Say how many lines contain the word "France" and give no other text.

[Data records]
** start **
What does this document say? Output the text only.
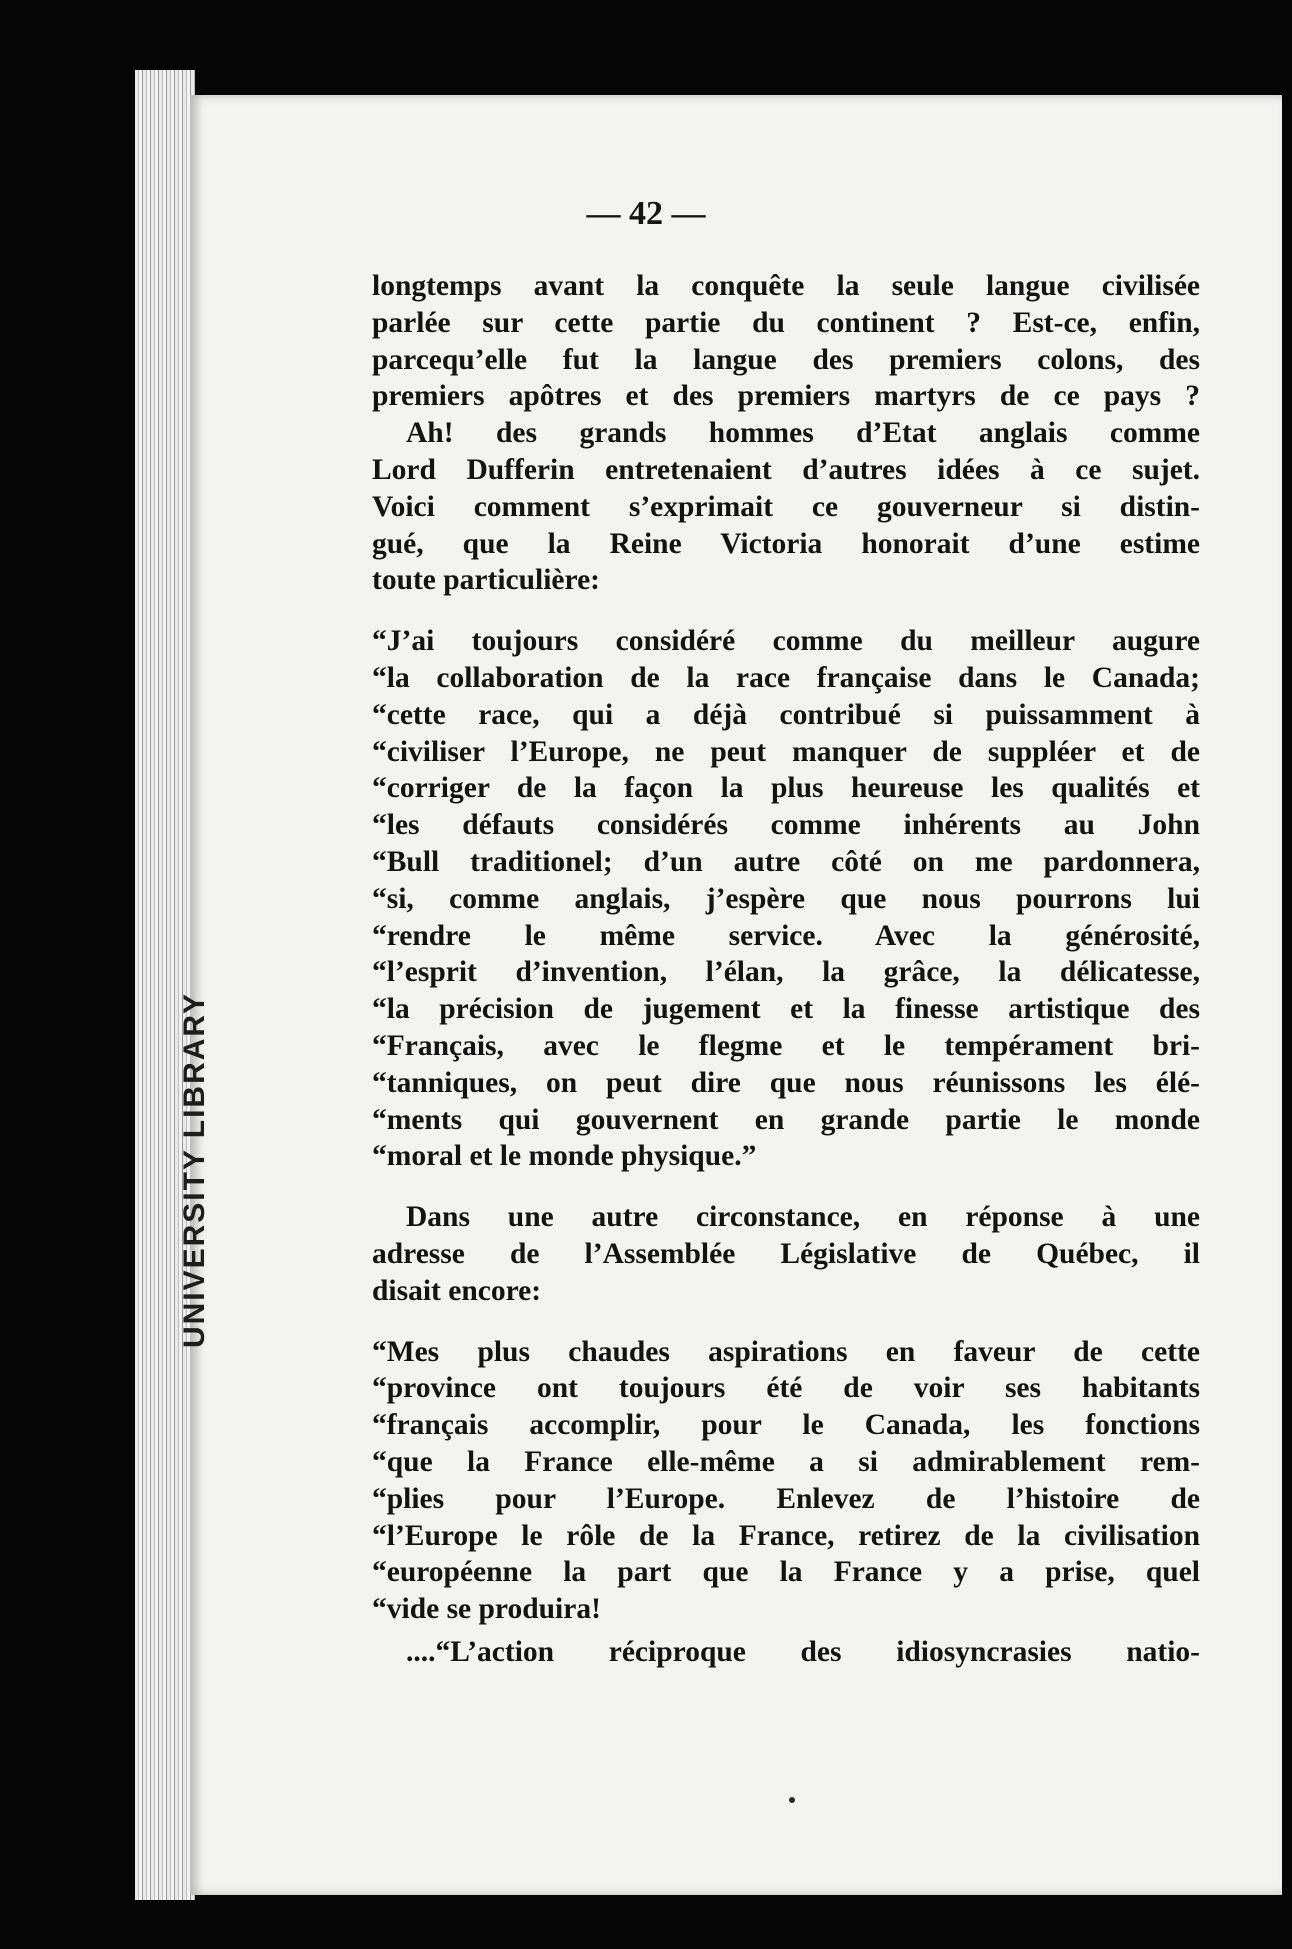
UNIVERSITY LIBRARY
— 42 —
longtemps avant la conquête la seule langue civilisée
parlée sur cette partie du continent ? Est-ce, enfin,
parcequ’elle fut la langue des premiers colons, des
premiers apôtres et des premiers martyrs de ce pays ?
Ah! des grands hommes d’Etat anglais comme
Lord Dufferin entretenaient d’autres idées à ce sujet.
Voici comment s’exprimait ce gouverneur si distin-
gué, que la Reine Victoria honorait d’une estime
toute particulière:
“J’ai toujours considéré comme du meilleur augure
“la collaboration de la race française dans le Canada;
“cette race, qui a déjà contribué si puissamment à
“civiliser l’Europe, ne peut manquer de suppléer et de
“corriger de la façon la plus heureuse les qualités et
“les défauts considérés comme inhérents au John
“Bull traditionel; d’un autre côté on me pardonnera,
“si, comme anglais, j’espère que nous pourrons lui
“rendre le même service. Avec la générosité,
“l’esprit d’invention, l’élan, la grâce, la délicatesse,
“la précision de jugement et la finesse artistique des
“Français, avec le flegme et le tempérament bri-
“tanniques, on peut dire que nous réunissons les élé-
“ments qui gouvernent en grande partie le monde
“moral et le monde physique.”
Dans une autre circonstance, en réponse à une
adresse de l’Assemblée Législative de Québec, il
disait encore:
“Mes plus chaudes aspirations en faveur de cette
“province ont toujours été de voir ses habitants
“français accomplir, pour le Canada, les fonctions
“que la France elle-même a si admirablement rem-
“plies pour l’Europe. Enlevez de l’histoire de
“l’Europe le rôle de la France, retirez de la civilisation
“européenne la part que la France y a prise, quel
“vide se produira!
....“L’action réciproque des idiosyncrasies natio-
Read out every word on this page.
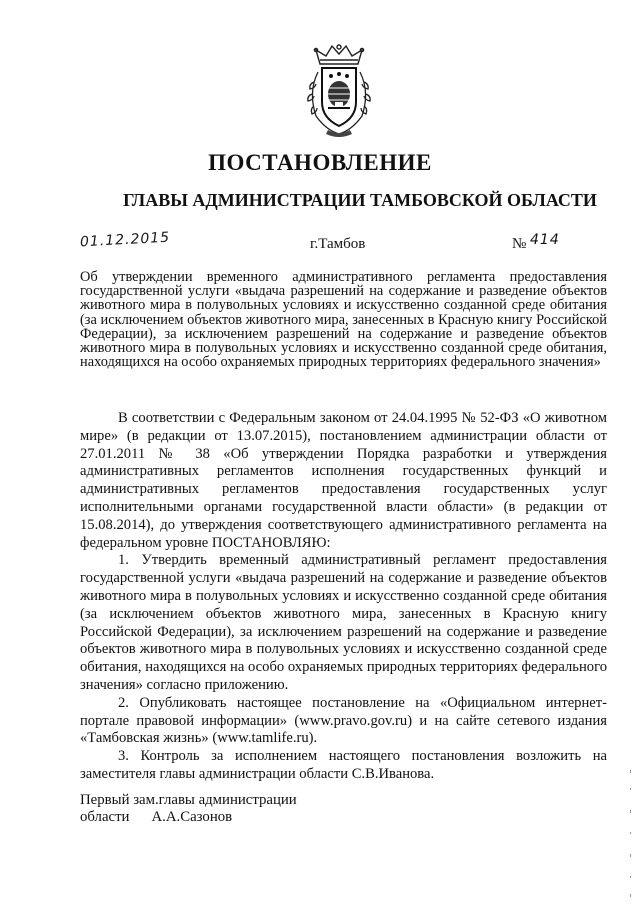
ПОСТАНОВЛЕНИЕ
ГЛАВЫ АДМИНИСТРАЦИИ ТАМБОВСКОЙ ОБЛАСТИ
01.12.2015	г.Тамбов	№ 414

Об утверждении временного административного регламента предоставления государственной услуги «выдача разрешений на содержание и разведение объектов животного мира в полувольных условиях и искусственно созданной среде обитания (за исключением объектов животного мира, занесенных в Красную книгу Российской Федерации), за исключением разрешений на содержание и разведение объектов животного мира в полувольных условиях и искусственно созданной среде обитания, находящихся на особо охраняемых природных территориях федерального значения»

В соответствии с Федеральным законом от 24.04.1995 № 52-ФЗ «О животном мире» (в редакции от 13.07.2015), постановлением администрации области от 27.01.2011 № 38 «Об утверждении Порядка разработки и утверждения административных регламентов исполнения государственных функций и административных регламентов предоставления государственных услуг исполнительными органами государственной власти области» (в редакции от 15.08.2014), до утверждения соответствующего административного регламента на федеральном уровне ПОСТАНОВЛЯЮ:

1. Утвердить временный административный регламент предоставления государственной услуги «выдача разрешений на содержание и разведение объектов животного мира в полувольных условиях и искусственно созданной среде обитания (за исключением объектов животного мира, занесенных в Красную книгу Российской Федерации), за исключением разрешений на содержание и разведение объектов животного мира в полувольных условиях и искусственно созданной среде обитания, находящихся на особо охраняемых природных территориях федерального значения» согласно приложению.

2. Опубликовать настоящее постановление на «Официальном интернет-портале правовой информации» (www.pravo.gov.ru) и на сайте сетевого издания «Тамбовская жизнь» (www.tamlife.ru).

3. Контроль за исполнением настоящего постановления возложить на заместителя главы администрации области С.В.Иванова.

Первый зам.главы администрации
области А.А.Сазонов
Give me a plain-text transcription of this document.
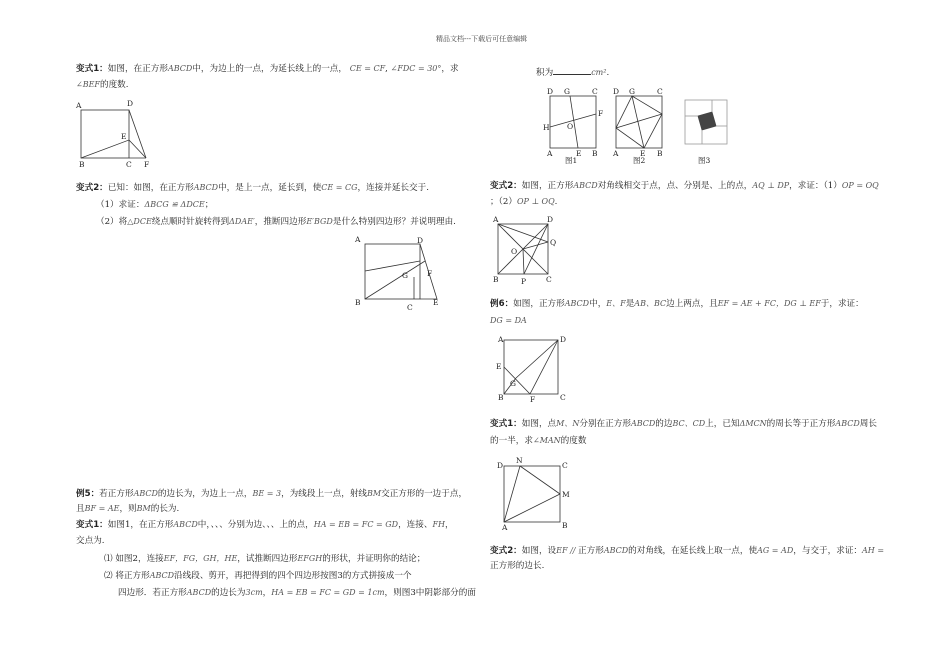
精品文档---下载后可任意编辑
变式1：如图，在正方形ABCD中，为边上的一点，为延长线上的一点， CE = CF, ∠FDC = 30°，求
∠BEF的度数.
A	D
E
B	C F
变式2：已知：如图，在正方形ABCD中，是上一点，延长到，使CE = CG，连接并延长交于.
（1）求证：ΔBCG ≌ ΔDCE；
（2）将△DCE绕点顺时针旋转得到ΔDAE′，推断四边形E′BGD是什么特别四边形？并说明理由.
A	D
G	F
B
C
E
例5：若正方形ABCD的边长为，为边上一点，BE = 3，为线段上一点，射线BM交正方形的一边于点，
且BF = AE，则BM的长为.
变式1：如图1，在正方形ABCD中，、、、分别为边、、、上的点，HA = EB = FC = GD，连接、FH，
交点为.
⑴ 如图2，连接EF，FG，GH，HE，试推断四边形EFGH的形状，并证明你的结论；
⑵ 将正方形ABCD沿线段、剪开，再把得到的四个四边形按图3的方式拼接成一个
四边形．若正方形ABCD的边长为3cm，HA = EB = FC = GD = 1cm，则图3中阴影部分的面
积为	cm².
D G	C
H
F
O
A	E B
图1
D G	C
A	E B
图2	图3
变式2：如图，正方形ABCD对角线相交于点，点、分别是、上的点，AQ ⊥ DP，求证：（1）OP = OQ
；（2）OP ⊥ OQ.
A	D
Q
O
B	P	C
例6：如图，正方形ABCD中，E、F是AB、BC边上两点，且EF = AE + FC，DG ⊥ EF于，求证：
DG = DA
A	D
E
G
B	F	C
变式1：如图，点M、N分别在正方形ABCD的边BC、CD上，已知ΔMCN的周长等于正方形ABCD周长
的一半，求∠MAN的度数
D
N
C
M
A	B
变式2：如图，设EF // 正方形ABCD的对角线，在延长线上取一点，使AG = AD，与交于，求证：AH =
正方形的边长.
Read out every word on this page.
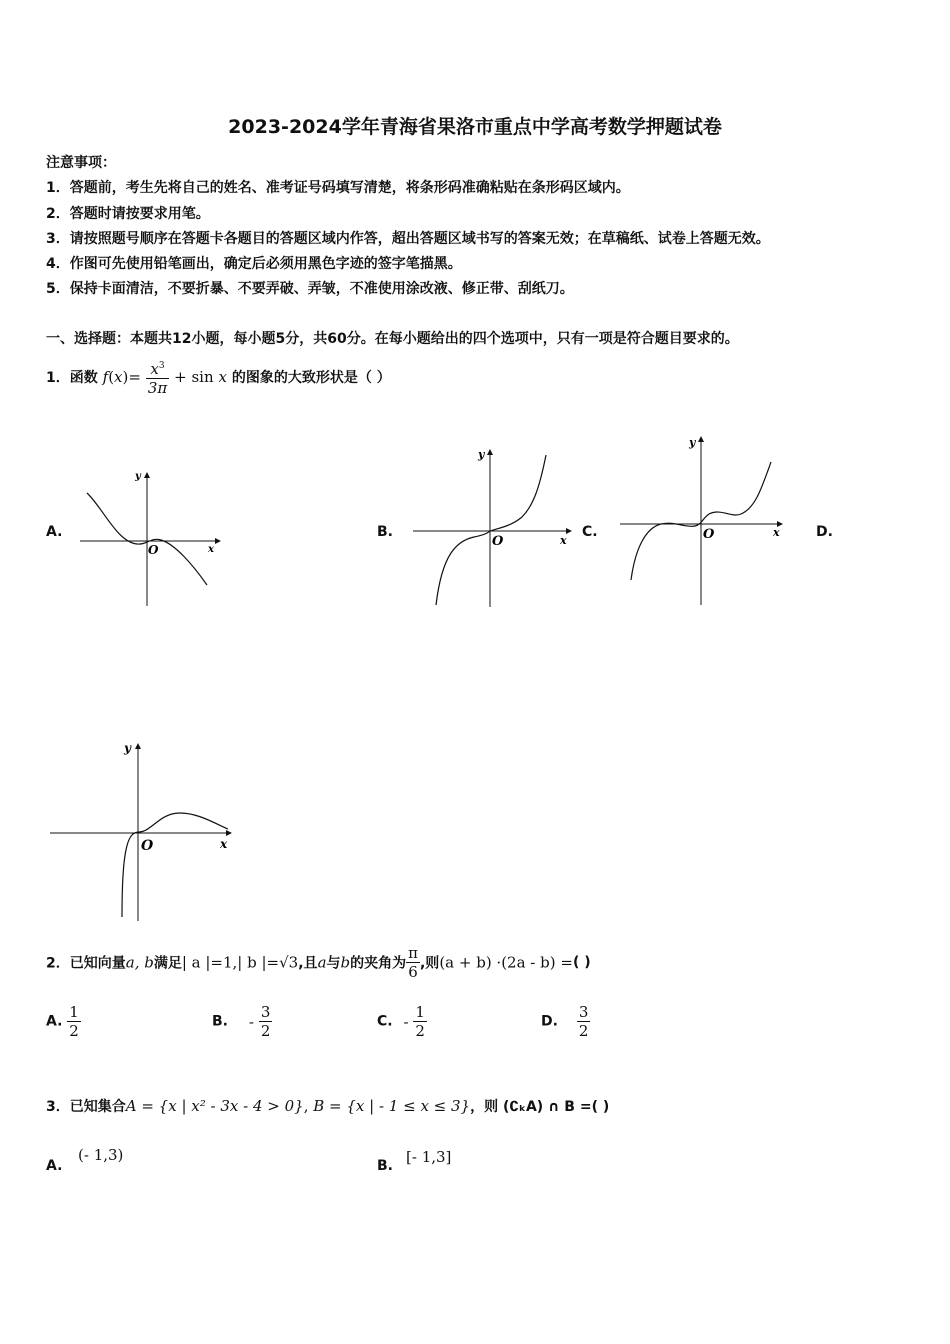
2023-2024学年青海省果洛市重点中学高考数学押题试卷
注意事项：
1．答题前，考生先将自己的姓名、准考证号码填写清楚，将条形码准确粘贴在条形码区域内。
2．答题时请按要求用笔。
3．请按照题号顺序在答题卡各题目的答题区域内作答，超出答题区域书写的答案无效；在草稿纸、试卷上答题无效。
4．作图可先使用铅笔画出，确定后必须用黑色字迹的签字笔描黑。
5．保持卡面清洁，不要折暴、不要弄破、弄皱，不准使用涂改液、修正带、刮纸刀。
一、选择题：本题共12小题，每小题5分，共60分。在每小题给出的四个选项中，只有一项是符合题目要求的。
1．函数 $f(x)= \frac{x^3}{3\pi} + \sin x$ 的图象的大致形状是（ ）
A.	B.	C.	D.
y
x
O
y
x
O
y
x
O
y
x
O
2．已知向量a, b满足| a |=1,| b |=√3,且a与b的夹角为 $\frac{\pi}{6}$ ,则(a + b) ·(2a - b) =( )
A. $\frac{1}{2}$	B. - $\frac{3}{2}$	C. - $\frac{1}{2}$	D. $\frac{3}{2}$
3．已知集合A = {x | x² - 3x - 4 > 0}, B = {x | - 1 ≤ x ≤ 3}，则 (∁ₖA) ∩ B =( )
A.
(- 1,3)
B. [- 1,3]
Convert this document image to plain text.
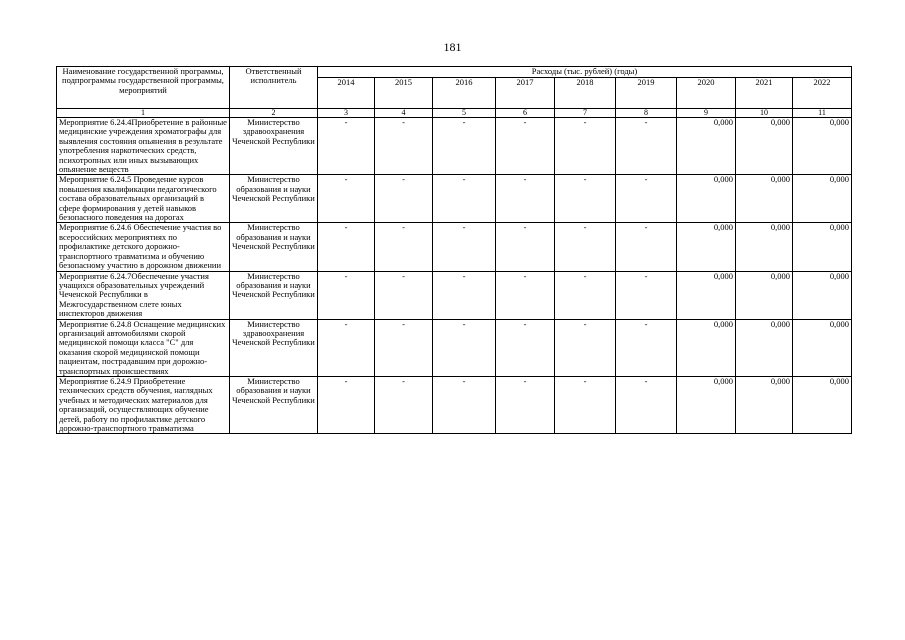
181
Наименование государственной программы, подпрограммы государственной программы, мероприятий	Ответственный исполнитель	Расходы (тыс. рублей) (годы)								
		2014	2015	2016	2017	2018	2019	2020	2021	2022
1	2	3	4	5	6	7	8	9	10	11
Мероприятие 6.24.4Приобретение в районные медицинские учреждения хроматографы для выявления состояния опьянения в результате употребления наркотических средств, психотропных или иных вызывающих опьянение веществ	Министерство здравоохранения Чеченской Республики	-	-	-	-	-	-	0,000	0,000	0,000
Мероприятие 6.24.5 Проведение курсов повышения квалификации педагогического состава образовательных организаций в сфере формирования у детей навыков безопасного поведения на дорогах	Министерство образования и науки Чеченской Республики	-	-	-	-	-	-	0,000	0,000	0,000
Мероприятие 6.24.6 Обеспечение участия во всероссийских мероприятиях по профилактике детского дорожно-транспортного травматизма и обучению безопасному участию в дорожном движении	Министерство образования и науки Чеченской Республики	-	-	-	-	-	-	0,000	0,000	0,000
Мероприятие 6.24.7Обеспечение участия учащихся образовательных учреждений Чеченской Республики в Межгосударственном слете юных инспекторов движения	Министерство образования и науки Чеченской Республики	-	-	-	-	-	-	0,000	0,000	0,000
Мероприятие 6.24.8 Оснащение медицинских организаций автомобилями скорой медицинской помощи класса "С" для оказания скорой медицинской помощи пациентам, пострадавшим при дорожно-транспортных происшествиях	Министерство здравоохранения Чеченской Республики	-	-	-	-	-	-	0,000	0,000	0,000
Мероприятие 6.24.9 Приобретение технических средств обучения, наглядных учебных и методических материалов для организаций, осуществляющих обучение детей, работу по профилактике детского дорожно-транспортного травматизма	Министерство образования и науки Чеченской Республики	-	-	-	-	-	-	0,000	0,000	0,000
** end **
**Correct output:**
3